** DIRECTIVE **
Lay out each line of the listing below as a JSON array of strings, one string per line, omitting any blank lines.

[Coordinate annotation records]
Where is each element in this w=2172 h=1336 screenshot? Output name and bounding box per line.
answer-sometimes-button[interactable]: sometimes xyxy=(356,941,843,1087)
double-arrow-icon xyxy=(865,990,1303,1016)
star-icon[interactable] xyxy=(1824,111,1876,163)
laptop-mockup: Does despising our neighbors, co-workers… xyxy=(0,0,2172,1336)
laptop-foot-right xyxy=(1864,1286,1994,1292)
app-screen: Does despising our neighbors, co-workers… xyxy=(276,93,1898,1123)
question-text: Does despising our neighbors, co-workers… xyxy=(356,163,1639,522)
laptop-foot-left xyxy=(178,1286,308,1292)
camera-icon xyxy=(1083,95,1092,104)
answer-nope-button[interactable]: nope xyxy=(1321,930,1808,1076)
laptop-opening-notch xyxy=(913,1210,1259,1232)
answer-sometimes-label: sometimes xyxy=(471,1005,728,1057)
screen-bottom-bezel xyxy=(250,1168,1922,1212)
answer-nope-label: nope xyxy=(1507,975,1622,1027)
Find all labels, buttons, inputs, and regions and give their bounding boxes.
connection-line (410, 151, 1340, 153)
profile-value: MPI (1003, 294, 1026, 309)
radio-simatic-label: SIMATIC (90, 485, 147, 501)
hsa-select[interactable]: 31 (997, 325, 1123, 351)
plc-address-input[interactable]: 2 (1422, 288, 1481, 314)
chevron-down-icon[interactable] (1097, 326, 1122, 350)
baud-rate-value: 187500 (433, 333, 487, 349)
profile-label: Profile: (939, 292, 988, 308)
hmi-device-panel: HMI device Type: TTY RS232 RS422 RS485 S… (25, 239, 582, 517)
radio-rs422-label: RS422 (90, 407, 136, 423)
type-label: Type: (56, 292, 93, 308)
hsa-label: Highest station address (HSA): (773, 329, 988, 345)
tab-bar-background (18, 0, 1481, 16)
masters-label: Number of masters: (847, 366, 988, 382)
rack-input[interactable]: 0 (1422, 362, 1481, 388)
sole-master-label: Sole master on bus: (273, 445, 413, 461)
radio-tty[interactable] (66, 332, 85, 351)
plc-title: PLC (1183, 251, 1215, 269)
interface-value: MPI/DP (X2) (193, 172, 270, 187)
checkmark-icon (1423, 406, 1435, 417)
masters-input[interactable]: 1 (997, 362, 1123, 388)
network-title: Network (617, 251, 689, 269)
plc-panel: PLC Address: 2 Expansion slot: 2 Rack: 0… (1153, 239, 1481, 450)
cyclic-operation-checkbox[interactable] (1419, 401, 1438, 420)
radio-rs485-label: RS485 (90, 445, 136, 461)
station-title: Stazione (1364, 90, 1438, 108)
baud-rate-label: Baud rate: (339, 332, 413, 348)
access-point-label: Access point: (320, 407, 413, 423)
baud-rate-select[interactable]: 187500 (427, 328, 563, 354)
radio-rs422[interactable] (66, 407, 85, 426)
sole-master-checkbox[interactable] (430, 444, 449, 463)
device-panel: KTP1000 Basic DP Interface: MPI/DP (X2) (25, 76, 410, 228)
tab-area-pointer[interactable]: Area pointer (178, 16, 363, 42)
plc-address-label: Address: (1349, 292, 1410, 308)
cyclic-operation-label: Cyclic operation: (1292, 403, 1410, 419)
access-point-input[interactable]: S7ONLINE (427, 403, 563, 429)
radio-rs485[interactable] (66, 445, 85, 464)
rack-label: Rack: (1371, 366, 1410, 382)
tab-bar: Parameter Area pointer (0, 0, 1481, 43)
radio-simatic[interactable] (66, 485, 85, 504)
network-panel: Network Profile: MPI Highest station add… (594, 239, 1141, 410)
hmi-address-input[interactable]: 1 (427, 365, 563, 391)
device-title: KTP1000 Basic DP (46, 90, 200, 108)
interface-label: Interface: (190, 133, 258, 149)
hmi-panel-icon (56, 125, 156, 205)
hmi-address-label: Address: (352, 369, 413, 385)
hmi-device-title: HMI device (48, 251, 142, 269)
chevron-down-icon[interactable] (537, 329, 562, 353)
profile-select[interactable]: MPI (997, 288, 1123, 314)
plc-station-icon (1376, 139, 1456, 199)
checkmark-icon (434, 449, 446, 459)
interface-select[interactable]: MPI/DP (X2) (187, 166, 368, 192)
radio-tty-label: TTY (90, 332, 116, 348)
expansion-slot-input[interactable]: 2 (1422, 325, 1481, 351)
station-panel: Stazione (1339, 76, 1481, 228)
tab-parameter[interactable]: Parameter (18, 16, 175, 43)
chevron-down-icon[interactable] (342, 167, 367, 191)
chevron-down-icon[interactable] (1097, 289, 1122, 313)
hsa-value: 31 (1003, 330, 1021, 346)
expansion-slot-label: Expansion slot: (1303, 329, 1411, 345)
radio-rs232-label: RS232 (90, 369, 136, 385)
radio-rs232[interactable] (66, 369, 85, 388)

** ANSWER TO THIS TASK **
[
  "Where is each element in this w=2172 h=1336 screenshot? Output name and bounding box per line.",
  "answer-sometimes-button[interactable]: sometimes xyxy=(356,941,843,1087)",
  "double-arrow-icon xyxy=(865,990,1303,1016)",
  "star-icon[interactable] xyxy=(1824,111,1876,163)",
  "laptop-mockup: Does despising our neighbors, co-workers… xyxy=(0,0,2172,1336)",
  "laptop-foot-right xyxy=(1864,1286,1994,1292)",
  "app-screen: Does despising our neighbors, co-workers… xyxy=(276,93,1898,1123)",
  "question-text: Does despising our neighbors, co-workers… xyxy=(356,163,1639,522)",
  "laptop-foot-left xyxy=(178,1286,308,1292)",
  "camera-icon xyxy=(1083,95,1092,104)",
  "answer-nope-button[interactable]: nope xyxy=(1321,930,1808,1076)",
  "laptop-opening-notch xyxy=(913,1210,1259,1232)",
  "answer-sometimes-label: sometimes xyxy=(471,1005,728,1057)",
  "screen-bottom-bezel xyxy=(250,1168,1922,1212)",
  "answer-nope-label: nope xyxy=(1507,975,1622,1027)",
  "Find all labels, buttons, inputs, and regions and give their bounding boxes.",
  "connection-line (410, 151, 1340, 153)",
  "profile-value: MPI (1003, 294, 1026, 309)",
  "radio-simatic-label: SIMATIC (90, 485, 147, 501)",
  "hsa-select[interactable]: 31 (997, 325, 1123, 351)",
  "plc-address-input[interactable]: 2 (1422, 288, 1481, 314)",
  "chevron-down-icon[interactable] (1097, 326, 1122, 350)",
  "baud-rate-value: 187500 (433, 333, 487, 349)",
  "profile-label: Profile: (939, 292, 988, 308)",
  "hmi-device-panel: HMI device Type: TTY RS232 RS422 RS485 S… (25, 239, 582, 517)",
  "radio-rs422-label: RS422 (90, 407, 136, 423)",
  "type-label: Type: (56, 292, 93, 308)",
  "hsa-label: Highest station address (HSA): (773, 329, 988, 345)",
  "tab-bar-background (18, 0, 1481, 16)",
  "masters-label: Number of masters: (847, 366, 988, 382)",
  "rack-input[interactable]: 0 (1422, 362, 1481, 388)",
  "sole-master-label: Sole master on bus: (273, 445, 413, 461)",
  "radio-tty[interactable] (66, 332, 85, 351)",
  "plc-title: PLC (1183, 251, 1215, 269)",
  "interface-value: MPI/DP (X2) (193, 172, 270, 187)",
  "checkmark-icon (1423, 406, 1435, 417)",
  "masters-input[interactable]: 1 (997, 362, 1123, 388)",
  "network-title: Network (617, 251, 689, 269)",
  "plc-panel: PLC Address: 2 Expansion slot: 2 Rack: 0… (1153, 239, 1481, 450)",
  "cyclic-operation-checkbox[interactable] (1419, 401, 1438, 420)",
  "radio-rs485-label: RS485 (90, 445, 136, 461)",
  "station-title: Stazione (1364, 90, 1438, 108)",
  "baud-rate-label: Baud rate: (339, 332, 413, 348)",
  "access-point-label: Access point: (320, 407, 413, 423)",
  "baud-rate-select[interactable]: 187500 (427, 328, 563, 354)",
  "radio-rs422[interactable] (66, 407, 85, 426)",
  "sole-master-checkbox[interactable] (430, 444, 449, 463)",
  "device-panel: KTP1000 Basic DP Interface: MPI/DP (X2) (25, 76, 410, 228)",
  "tab-area-pointer[interactable]: Area pointer (178, 16, 363, 42)",
  "plc-address-label: Address: (1349, 292, 1410, 308)",
  "cyclic-operation-label: Cyclic operation: (1292, 403, 1410, 419)",
  "access-point-input[interactable]: S7ONLINE (427, 403, 563, 429)",
  "radio-rs485[interactable] (66, 445, 85, 464)",
  "rack-label: Rack: (1371, 366, 1410, 382)",
  "tab-bar: Parameter Area pointer (0, 0, 1481, 43)",
  "radio-simatic[interactable] (66, 485, 85, 504)",
  "network-panel: Network Profile: MPI Highest station add… (594, 239, 1141, 410)",
  "hmi-address-input[interactable]: 1 (427, 365, 563, 391)",
  "device-title: KTP1000 Basic DP (46, 90, 200, 108)",
  "interface-label: Interface: (190, 133, 258, 149)",
  "hmi-panel-icon (56, 125, 156, 205)",
  "hmi-address-label: Address: (352, 369, 413, 385)",
  "hmi-device-title: HMI device (48, 251, 142, 269)",
  "chevron-down-icon[interactable] (537, 329, 562, 353)",
  "profile-select[interactable]: MPI (997, 288, 1123, 314)",
  "plc-station-icon (1376, 139, 1456, 199)",
  "checkmark-icon (434, 449, 446, 459)",
  "interface-select[interactable]: MPI/DP (X2) (187, 166, 368, 192)",
  "radio-tty-label: TTY (90, 332, 116, 348)",
  "expansion-slot-input[interactable]: 2 (1422, 325, 1481, 351)",
  "station-panel: Stazione (1339, 76, 1481, 228)",
  "tab-parameter[interactable]: Parameter (18, 16, 175, 43)",
  "chevron-down-icon[interactable] (342, 167, 367, 191)",
  "chevron-down-icon[interactable] (1097, 289, 1122, 313)",
  "hsa-value: 31 (1003, 330, 1021, 346)",
  "expansion-slot-label: Expansion slot: (1303, 329, 1411, 345)",
  "radio-rs232-label: RS232 (90, 369, 136, 385)",
  "radio-rs232[interactable] (66, 369, 85, 388)"
]